THE REQUEST: Set down each record below precisely, skipping the pictures.
※
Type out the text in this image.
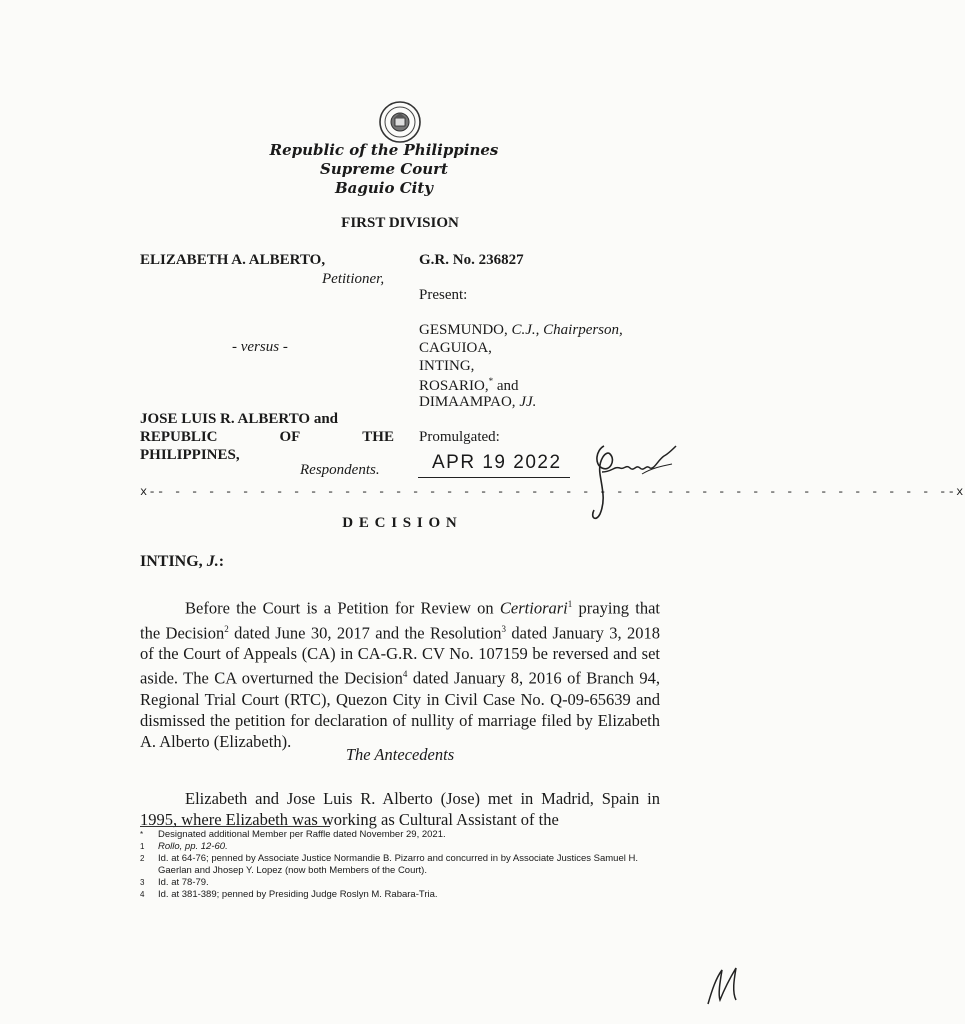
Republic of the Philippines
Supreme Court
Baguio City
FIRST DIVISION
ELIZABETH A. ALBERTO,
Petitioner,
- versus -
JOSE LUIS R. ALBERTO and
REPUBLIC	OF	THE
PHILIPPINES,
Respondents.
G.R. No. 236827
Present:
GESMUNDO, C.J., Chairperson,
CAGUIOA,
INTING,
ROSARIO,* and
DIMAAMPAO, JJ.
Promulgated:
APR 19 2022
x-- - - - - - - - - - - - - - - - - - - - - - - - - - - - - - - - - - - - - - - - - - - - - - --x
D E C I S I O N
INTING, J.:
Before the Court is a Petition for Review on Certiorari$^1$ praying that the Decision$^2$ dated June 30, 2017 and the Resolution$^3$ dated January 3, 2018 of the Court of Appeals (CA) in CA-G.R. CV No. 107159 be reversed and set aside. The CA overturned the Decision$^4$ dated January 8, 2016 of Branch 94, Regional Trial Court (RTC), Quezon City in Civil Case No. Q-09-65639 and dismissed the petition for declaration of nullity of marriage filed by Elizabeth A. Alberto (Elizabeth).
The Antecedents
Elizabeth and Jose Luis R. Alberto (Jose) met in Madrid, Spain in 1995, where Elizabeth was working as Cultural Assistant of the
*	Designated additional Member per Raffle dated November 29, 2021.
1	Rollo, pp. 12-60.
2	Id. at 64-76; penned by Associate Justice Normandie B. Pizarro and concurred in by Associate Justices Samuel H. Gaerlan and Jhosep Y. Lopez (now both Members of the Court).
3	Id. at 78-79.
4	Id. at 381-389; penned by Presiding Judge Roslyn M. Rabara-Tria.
※
FULL OUTPUT:
Type out the text in this image.
Republic of the Philippines
Supreme Court
Baguio City
FIRST DIVISION
ELIZABETH A. ALBERTO,
Petitioner,
- versus -
JOSE LUIS R. ALBERTO and
REPUBLIC	OF	THE
PHILIPPINES,
Respondents.
G.R. No. 236827
Present:
GESMUNDO, C.J., Chairperson,
CAGUIOA,
INTING,
ROSARIO,* and
DIMAAMPAO, JJ.
Promulgated:
APR 19 2022
x-- - - - - - - - - - - - - - - - - - - - - - - - - - - - - - - - - - - - - - - - - - - - - - --x
D E C I S I O N
INTING, J.:
Before the Court is a Petition for Review on Certiorari$^1$ praying that the Decision$^2$ dated June 30, 2017 and the Resolution$^3$ dated January 3, 2018 of the Court of Appeals (CA) in CA-G.R. CV No. 107159 be reversed and set aside. The CA overturned the Decision$^4$ dated January 8, 2016 of Branch 94, Regional Trial Court (RTC), Quezon City in Civil Case No. Q-09-65639 and dismissed the petition for declaration of nullity of marriage filed by Elizabeth A. Alberto (Elizabeth).
The Antecedents
Elizabeth and Jose Luis R. Alberto (Jose) met in Madrid, Spain in 1995, where Elizabeth was working as Cultural Assistant of the
*	Designated additional Member per Raffle dated November 29, 2021.
1	Rollo, pp. 12-60.
2	Id. at 64-76; penned by Associate Justice Normandie B. Pizarro and concurred in by Associate Justices Samuel H. Gaerlan and Jhosep Y. Lopez (now both Members of the Court).
3	Id. at 78-79.
4	Id. at 381-389; penned by Presiding Judge Roslyn M. Rabara-Tria.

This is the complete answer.